#### [DIRECTION]
Set down the full listing exactly, character for character.

#### [INPUT FOR THIS TASK]
———

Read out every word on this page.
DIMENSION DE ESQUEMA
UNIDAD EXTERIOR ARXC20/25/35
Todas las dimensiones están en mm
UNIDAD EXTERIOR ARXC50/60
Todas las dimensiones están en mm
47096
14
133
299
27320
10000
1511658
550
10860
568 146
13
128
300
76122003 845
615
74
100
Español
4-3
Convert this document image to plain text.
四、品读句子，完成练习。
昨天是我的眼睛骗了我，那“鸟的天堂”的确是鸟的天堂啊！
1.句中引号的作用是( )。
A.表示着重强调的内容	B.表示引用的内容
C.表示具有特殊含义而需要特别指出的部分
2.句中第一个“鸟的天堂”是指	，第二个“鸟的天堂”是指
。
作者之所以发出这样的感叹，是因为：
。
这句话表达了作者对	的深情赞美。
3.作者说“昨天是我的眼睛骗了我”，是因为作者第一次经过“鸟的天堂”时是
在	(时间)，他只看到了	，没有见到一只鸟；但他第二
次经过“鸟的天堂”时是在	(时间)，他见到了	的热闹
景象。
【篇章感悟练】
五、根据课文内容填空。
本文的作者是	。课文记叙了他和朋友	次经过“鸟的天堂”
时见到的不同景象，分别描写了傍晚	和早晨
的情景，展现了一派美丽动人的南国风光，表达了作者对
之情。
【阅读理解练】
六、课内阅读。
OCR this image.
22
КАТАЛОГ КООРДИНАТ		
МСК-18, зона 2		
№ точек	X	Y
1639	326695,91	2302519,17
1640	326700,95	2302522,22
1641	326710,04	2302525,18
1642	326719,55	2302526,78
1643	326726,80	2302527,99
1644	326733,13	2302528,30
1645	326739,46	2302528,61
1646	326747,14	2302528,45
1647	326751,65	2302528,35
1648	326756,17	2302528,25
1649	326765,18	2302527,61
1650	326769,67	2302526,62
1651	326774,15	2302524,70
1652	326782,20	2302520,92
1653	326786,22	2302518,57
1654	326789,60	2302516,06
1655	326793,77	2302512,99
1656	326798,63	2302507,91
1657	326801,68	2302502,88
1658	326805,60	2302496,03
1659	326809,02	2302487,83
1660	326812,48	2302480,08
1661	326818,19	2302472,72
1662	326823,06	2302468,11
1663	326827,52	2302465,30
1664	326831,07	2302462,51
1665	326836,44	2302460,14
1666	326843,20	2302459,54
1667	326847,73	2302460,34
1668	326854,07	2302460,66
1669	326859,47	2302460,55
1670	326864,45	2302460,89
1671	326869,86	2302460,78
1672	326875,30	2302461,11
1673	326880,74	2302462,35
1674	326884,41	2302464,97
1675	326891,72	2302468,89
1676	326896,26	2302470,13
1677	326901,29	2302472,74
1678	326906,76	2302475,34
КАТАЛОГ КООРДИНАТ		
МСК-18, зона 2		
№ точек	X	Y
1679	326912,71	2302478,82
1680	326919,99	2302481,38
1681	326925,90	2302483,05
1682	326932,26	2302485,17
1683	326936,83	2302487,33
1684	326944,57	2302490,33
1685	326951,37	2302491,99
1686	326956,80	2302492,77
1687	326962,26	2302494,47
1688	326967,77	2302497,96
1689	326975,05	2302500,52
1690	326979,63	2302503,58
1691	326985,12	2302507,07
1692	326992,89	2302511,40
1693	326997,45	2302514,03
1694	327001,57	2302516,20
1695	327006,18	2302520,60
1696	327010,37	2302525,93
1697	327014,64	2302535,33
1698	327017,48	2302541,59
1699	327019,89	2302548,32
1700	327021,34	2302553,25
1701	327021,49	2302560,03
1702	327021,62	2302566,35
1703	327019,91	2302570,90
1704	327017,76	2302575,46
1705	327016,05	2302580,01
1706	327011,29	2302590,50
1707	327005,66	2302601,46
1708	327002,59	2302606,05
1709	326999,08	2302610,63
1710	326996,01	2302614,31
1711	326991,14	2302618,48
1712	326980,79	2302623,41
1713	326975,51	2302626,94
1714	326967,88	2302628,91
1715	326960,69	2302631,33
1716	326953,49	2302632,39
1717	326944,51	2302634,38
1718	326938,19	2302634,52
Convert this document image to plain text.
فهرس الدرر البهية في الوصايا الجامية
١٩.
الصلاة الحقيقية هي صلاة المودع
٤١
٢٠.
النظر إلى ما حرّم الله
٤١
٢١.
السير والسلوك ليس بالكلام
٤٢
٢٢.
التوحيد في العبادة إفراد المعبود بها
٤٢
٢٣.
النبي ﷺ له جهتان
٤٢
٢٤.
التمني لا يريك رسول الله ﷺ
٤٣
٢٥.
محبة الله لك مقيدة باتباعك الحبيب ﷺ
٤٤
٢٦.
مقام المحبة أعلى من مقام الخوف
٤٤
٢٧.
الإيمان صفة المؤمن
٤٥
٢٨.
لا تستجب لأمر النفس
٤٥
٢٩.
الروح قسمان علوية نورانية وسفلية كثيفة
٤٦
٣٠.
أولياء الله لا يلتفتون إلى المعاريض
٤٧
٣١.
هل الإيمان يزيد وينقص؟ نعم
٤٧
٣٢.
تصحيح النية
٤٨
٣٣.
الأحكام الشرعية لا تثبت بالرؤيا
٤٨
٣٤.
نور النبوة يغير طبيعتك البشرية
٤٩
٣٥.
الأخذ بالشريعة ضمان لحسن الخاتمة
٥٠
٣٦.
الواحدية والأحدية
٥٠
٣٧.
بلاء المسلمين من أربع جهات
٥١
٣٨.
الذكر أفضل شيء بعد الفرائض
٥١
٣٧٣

———

#### [FINAL RESULT]
Read out every word on this page.
DIMENSION DE ESQUEMA
UNIDAD EXTERIOR ARXC20/25/35
Todas las dimensiones están en mm
UNIDAD EXTERIOR ARXC50/60
Todas las dimensiones están en mm
47096
14
133
299
27320
10000
1511658
550
10860
568 146
13
128
300
76122003 845
615
74
100
Español
4-3
Convert this document image to plain text.
四、品读句子，完成练习。
昨天是我的眼睛骗了我，那“鸟的天堂”的确是鸟的天堂啊！
1.句中引号的作用是( )。
A.表示着重强调的内容	B.表示引用的内容
C.表示具有特殊含义而需要特别指出的部分
2.句中第一个“鸟的天堂”是指	，第二个“鸟的天堂”是指
。
作者之所以发出这样的感叹，是因为：
。
这句话表达了作者对	的深情赞美。
3.作者说“昨天是我的眼睛骗了我”，是因为作者第一次经过“鸟的天堂”时是
在	(时间)，他只看到了	，没有见到一只鸟；但他第二
次经过“鸟的天堂”时是在	(时间)，他见到了	的热闹
景象。
【篇章感悟练】
五、根据课文内容填空。
本文的作者是	。课文记叙了他和朋友	次经过“鸟的天堂”
时见到的不同景象，分别描写了傍晚	和早晨
的情景，展现了一派美丽动人的南国风光，表达了作者对
之情。
【阅读理解练】
六、课内阅读。
OCR this image.
22
КАТАЛОГ КООРДИНАТ		
МСК-18, зона 2		
№ точек	X	Y
1639	326695,91	2302519,17
1640	326700,95	2302522,22
1641	326710,04	2302525,18
1642	326719,55	2302526,78
1643	326726,80	2302527,99
1644	326733,13	2302528,30
1645	326739,46	2302528,61
1646	326747,14	2302528,45
1647	326751,65	2302528,35
1648	326756,17	2302528,25
1649	326765,18	2302527,61
1650	326769,67	2302526,62
1651	326774,15	2302524,70
1652	326782,20	2302520,92
1653	326786,22	2302518,57
1654	326789,60	2302516,06
1655	326793,77	2302512,99
1656	326798,63	2302507,91
1657	326801,68	2302502,88
1658	326805,60	2302496,03
1659	326809,02	2302487,83
1660	326812,48	2302480,08
1661	326818,19	2302472,72
1662	326823,06	2302468,11
1663	326827,52	2302465,30
1664	326831,07	2302462,51
1665	326836,44	2302460,14
1666	326843,20	2302459,54
1667	326847,73	2302460,34
1668	326854,07	2302460,66
1669	326859,47	2302460,55
1670	326864,45	2302460,89
1671	326869,86	2302460,78
1672	326875,30	2302461,11
1673	326880,74	2302462,35
1674	326884,41	2302464,97
1675	326891,72	2302468,89
1676	326896,26	2302470,13
1677	326901,29	2302472,74
1678	326906,76	2302475,34
КАТАЛОГ КООРДИНАТ		
МСК-18, зона 2		
№ точек	X	Y
1679	326912,71	2302478,82
1680	326919,99	2302481,38
1681	326925,90	2302483,05
1682	326932,26	2302485,17
1683	326936,83	2302487,33
1684	326944,57	2302490,33
1685	326951,37	2302491,99
1686	326956,80	2302492,77
1687	326962,26	2302494,47
1688	326967,77	2302497,96
1689	326975,05	2302500,52
1690	326979,63	2302503,58
1691	326985,12	2302507,07
1692	326992,89	2302511,40
1693	326997,45	2302514,03
1694	327001,57	2302516,20
1695	327006,18	2302520,60
1696	327010,37	2302525,93
1697	327014,64	2302535,33
1698	327017,48	2302541,59
1699	327019,89	2302548,32
1700	327021,34	2302553,25
1701	327021,49	2302560,03
1702	327021,62	2302566,35
1703	327019,91	2302570,90
1704	327017,76	2302575,46
1705	327016,05	2302580,01
1706	327011,29	2302590,50
1707	327005,66	2302601,46
1708	327002,59	2302606,05
1709	326999,08	2302610,63
1710	326996,01	2302614,31
1711	326991,14	2302618,48
1712	326980,79	2302623,41
1713	326975,51	2302626,94
1714	326967,88	2302628,91
1715	326960,69	2302631,33
1716	326953,49	2302632,39
1717	326944,51	2302634,38
1718	326938,19	2302634,52
Convert this document image to plain text.
فهرس الدرر البهية في الوصايا الجامية
١٩.
الصلاة الحقيقية هي صلاة المودع
٤١
٢٠.
النظر إلى ما حرّم الله
٤١
٢١.
السير والسلوك ليس بالكلام
٤٢
٢٢.
التوحيد في العبادة إفراد المعبود بها
٤٢
٢٣.
النبي ﷺ له جهتان
٤٢
٢٤.
التمني لا يريك رسول الله ﷺ
٤٣
٢٥.
محبة الله لك مقيدة باتباعك الحبيب ﷺ
٤٤
٢٦.
مقام المحبة أعلى من مقام الخوف
٤٤
٢٧.
الإيمان صفة المؤمن
٤٥
٢٨.
لا تستجب لأمر النفس
٤٥
٢٩.
الروح قسمان علوية نورانية وسفلية كثيفة
٤٦
٣٠.
أولياء الله لا يلتفتون إلى المعاريض
٤٧
٣١.
هل الإيمان يزيد وينقص؟ نعم
٤٧
٣٢.
تصحيح النية
٤٨
٣٣.
الأحكام الشرعية لا تثبت بالرؤيا
٤٨
٣٤.
نور النبوة يغير طبيعتك البشرية
٤٩
٣٥.
الأخذ بالشريعة ضمان لحسن الخاتمة
٥٠
٣٦.
الواحدية والأحدية
٥٠
٣٧.
بلاء المسلمين من أربع جهات
٥١
٣٨.
الذكر أفضل شيء بعد الفرائض
٥١
٣٧٣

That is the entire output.